Given request
State how many lines hold the word "behövs", with no other words.

Rows
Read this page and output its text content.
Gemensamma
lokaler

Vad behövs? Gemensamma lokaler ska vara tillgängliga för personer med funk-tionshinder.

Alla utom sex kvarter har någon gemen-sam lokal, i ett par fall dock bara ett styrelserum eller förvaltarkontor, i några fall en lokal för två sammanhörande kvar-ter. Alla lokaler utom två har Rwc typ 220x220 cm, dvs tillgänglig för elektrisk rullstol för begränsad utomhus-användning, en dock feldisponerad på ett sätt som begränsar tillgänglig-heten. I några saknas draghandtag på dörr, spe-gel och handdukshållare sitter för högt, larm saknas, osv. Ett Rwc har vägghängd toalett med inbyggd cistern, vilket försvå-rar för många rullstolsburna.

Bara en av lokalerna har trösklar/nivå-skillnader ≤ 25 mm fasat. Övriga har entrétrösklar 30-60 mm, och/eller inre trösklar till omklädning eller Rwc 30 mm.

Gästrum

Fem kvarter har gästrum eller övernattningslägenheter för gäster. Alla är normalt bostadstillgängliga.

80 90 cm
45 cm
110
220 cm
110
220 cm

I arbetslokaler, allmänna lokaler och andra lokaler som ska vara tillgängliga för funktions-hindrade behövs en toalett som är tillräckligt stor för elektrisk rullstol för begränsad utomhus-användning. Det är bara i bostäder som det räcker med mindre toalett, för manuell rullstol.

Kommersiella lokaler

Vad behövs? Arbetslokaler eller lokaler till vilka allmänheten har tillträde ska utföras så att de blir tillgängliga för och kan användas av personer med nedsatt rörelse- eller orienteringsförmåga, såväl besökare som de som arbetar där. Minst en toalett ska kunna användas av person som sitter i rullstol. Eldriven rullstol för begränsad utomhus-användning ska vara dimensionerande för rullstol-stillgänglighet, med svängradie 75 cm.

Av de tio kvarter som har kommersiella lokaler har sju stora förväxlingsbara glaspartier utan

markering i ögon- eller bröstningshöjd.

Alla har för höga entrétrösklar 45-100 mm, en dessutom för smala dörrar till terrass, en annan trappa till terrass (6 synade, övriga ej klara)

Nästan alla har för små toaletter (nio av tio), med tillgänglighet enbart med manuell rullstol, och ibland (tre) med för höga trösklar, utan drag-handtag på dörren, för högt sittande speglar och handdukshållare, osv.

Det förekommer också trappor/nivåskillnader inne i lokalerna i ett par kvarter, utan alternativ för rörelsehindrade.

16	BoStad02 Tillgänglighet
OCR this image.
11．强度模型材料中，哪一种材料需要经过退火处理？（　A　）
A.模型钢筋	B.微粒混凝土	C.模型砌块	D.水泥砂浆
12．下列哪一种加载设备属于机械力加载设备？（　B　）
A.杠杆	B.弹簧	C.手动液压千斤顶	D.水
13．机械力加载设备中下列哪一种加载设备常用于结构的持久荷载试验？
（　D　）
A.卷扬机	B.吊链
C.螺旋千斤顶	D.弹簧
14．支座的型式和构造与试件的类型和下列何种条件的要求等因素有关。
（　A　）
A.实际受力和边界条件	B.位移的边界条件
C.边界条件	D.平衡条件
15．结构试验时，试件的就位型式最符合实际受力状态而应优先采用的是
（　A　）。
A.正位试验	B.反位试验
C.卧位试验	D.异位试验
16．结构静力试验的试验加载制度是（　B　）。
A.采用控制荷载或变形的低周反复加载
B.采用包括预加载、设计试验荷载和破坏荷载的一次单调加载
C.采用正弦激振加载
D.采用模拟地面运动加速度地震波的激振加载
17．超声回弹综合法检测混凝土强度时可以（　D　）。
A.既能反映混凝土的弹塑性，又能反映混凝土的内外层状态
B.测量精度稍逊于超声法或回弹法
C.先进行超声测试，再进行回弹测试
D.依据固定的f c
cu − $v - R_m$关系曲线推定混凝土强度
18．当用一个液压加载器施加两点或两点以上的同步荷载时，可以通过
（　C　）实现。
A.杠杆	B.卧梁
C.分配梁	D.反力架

Expected output
3